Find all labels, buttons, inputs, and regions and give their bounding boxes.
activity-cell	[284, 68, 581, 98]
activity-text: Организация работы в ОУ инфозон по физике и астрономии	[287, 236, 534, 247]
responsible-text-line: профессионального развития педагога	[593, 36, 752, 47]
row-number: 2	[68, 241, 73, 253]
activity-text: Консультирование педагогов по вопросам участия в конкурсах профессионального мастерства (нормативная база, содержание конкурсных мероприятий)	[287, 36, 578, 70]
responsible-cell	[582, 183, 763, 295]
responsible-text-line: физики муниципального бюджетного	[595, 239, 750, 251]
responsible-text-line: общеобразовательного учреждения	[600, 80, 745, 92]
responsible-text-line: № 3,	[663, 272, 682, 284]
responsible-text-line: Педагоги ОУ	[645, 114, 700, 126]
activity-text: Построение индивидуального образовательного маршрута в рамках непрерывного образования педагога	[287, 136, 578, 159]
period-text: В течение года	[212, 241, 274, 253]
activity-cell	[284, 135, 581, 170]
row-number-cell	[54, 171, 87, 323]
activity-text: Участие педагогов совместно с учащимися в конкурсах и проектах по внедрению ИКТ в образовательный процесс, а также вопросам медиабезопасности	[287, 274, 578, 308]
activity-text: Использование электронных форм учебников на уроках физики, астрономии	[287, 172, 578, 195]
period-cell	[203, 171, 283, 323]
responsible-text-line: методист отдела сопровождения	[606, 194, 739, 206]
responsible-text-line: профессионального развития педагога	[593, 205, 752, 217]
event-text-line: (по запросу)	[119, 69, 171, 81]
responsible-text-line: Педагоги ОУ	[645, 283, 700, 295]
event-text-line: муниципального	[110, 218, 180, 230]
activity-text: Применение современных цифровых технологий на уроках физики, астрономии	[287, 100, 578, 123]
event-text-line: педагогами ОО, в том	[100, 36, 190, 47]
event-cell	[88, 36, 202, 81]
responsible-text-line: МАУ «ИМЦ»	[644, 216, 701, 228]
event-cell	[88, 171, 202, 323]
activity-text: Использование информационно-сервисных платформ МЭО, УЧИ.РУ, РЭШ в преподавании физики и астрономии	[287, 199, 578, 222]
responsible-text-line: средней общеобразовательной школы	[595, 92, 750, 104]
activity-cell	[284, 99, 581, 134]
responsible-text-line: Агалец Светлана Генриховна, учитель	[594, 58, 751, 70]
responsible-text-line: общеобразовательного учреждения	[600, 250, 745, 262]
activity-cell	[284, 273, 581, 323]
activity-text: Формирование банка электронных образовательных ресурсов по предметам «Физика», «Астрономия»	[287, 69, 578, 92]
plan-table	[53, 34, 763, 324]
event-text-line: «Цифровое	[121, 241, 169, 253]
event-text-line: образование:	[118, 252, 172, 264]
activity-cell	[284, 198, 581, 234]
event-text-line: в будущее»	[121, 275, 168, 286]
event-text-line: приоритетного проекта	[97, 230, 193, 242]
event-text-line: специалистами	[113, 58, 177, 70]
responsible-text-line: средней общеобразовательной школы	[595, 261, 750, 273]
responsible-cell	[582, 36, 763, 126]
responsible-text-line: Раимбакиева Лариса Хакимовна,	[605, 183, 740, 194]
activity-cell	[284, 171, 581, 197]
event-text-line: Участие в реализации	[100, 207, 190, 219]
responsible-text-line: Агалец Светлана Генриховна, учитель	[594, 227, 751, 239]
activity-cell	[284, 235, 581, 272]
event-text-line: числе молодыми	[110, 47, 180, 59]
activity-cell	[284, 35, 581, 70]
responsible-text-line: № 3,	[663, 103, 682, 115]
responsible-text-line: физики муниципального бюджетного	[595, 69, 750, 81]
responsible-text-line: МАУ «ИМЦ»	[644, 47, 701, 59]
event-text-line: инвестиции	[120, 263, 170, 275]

===

• What the task requires: Copy every line of the material above character for character, without changing, adding, or leaving out anything.

• Reply to the task:
Find all labels, buttons, inputs, and regions and give their bounding boxes.
activity-cell	[284, 68, 581, 98]
activity-text: Организация работы в ОУ инфозон по физике и астрономии	[287, 236, 534, 247]
responsible-text-line: профессионального развития педагога	[593, 36, 752, 47]
row-number: 2	[68, 241, 73, 253]
activity-text: Консультирование педагогов по вопросам участия в конкурсах профессионального мастерства (нормативная база, содержание конкурсных мероприятий)	[287, 36, 578, 70]
responsible-cell	[582, 183, 763, 295]
responsible-text-line: физики муниципального бюджетного	[595, 239, 750, 251]
responsible-text-line: общеобразовательного учреждения	[600, 80, 745, 92]
responsible-text-line: № 3,	[663, 272, 682, 284]
responsible-text-line: Педагоги ОУ	[645, 114, 700, 126]
activity-text: Построение индивидуального образовательного маршрута в рамках непрерывного образования педагога	[287, 136, 578, 159]
period-text: В течение года	[212, 241, 274, 253]
activity-cell	[284, 135, 581, 170]
row-number-cell	[54, 171, 87, 323]
activity-text: Участие педагогов совместно с учащимися в конкурсах и проектах по внедрению ИКТ в образовательный процесс, а также вопросам медиабезопасности	[287, 274, 578, 308]
activity-text: Использование электронных форм учебников на уроках физики, астрономии	[287, 172, 578, 195]
period-cell	[203, 171, 283, 323]
responsible-text-line: методист отдела сопровождения	[606, 194, 739, 206]
responsible-text-line: профессионального развития педагога	[593, 205, 752, 217]
event-text-line: (по запросу)	[119, 69, 171, 81]
responsible-text-line: Педагоги ОУ	[645, 283, 700, 295]
event-text-line: муниципального	[110, 218, 180, 230]
activity-text: Применение современных цифровых технологий на уроках физики, астрономии	[287, 100, 578, 123]
event-text-line: педагогами ОО, в том	[100, 36, 190, 47]
event-cell	[88, 36, 202, 81]
responsible-text-line: МАУ «ИМЦ»	[644, 216, 701, 228]
event-cell	[88, 171, 202, 323]
activity-text: Использование информационно-сервисных платформ МЭО, УЧИ.РУ, РЭШ в преподавании физики и астрономии	[287, 199, 578, 222]
responsible-text-line: средней общеобразовательной школы	[595, 92, 750, 104]
activity-cell	[284, 99, 581, 134]
responsible-text-line: Агалец Светлана Генриховна, учитель	[594, 58, 751, 70]
responsible-text-line: общеобразовательного учреждения	[600, 250, 745, 262]
activity-cell	[284, 273, 581, 323]
activity-text: Формирование банка электронных образовательных ресурсов по предметам «Физика», «Астрономия»	[287, 69, 578, 92]
plan-table	[53, 34, 763, 324]
event-text-line: «Цифровое	[121, 241, 169, 253]
event-text-line: образование:	[118, 252, 172, 264]
activity-cell	[284, 198, 581, 234]
event-text-line: в будущее»	[121, 275, 168, 286]
event-text-line: приоритетного проекта	[97, 230, 193, 242]
event-text-line: специалистами	[113, 58, 177, 70]
responsible-text-line: средней общеобразовательной школы	[595, 261, 750, 273]
responsible-cell	[582, 36, 763, 126]
responsible-text-line: Раимбакиева Лариса Хакимовна,	[605, 183, 740, 194]
activity-cell	[284, 171, 581, 197]
event-text-line: Участие в реализации	[100, 207, 190, 219]
responsible-text-line: Агалец Светлана Генриховна, учитель	[594, 227, 751, 239]
activity-cell	[284, 235, 581, 272]
event-text-line: числе молодыми	[110, 47, 180, 59]
activity-cell	[284, 35, 581, 70]
responsible-text-line: № 3,	[663, 103, 682, 115]
responsible-text-line: физики муниципального бюджетного	[595, 69, 750, 81]
responsible-text-line: МАУ «ИМЦ»	[644, 47, 701, 59]
event-text-line: инвестиции	[120, 263, 170, 275]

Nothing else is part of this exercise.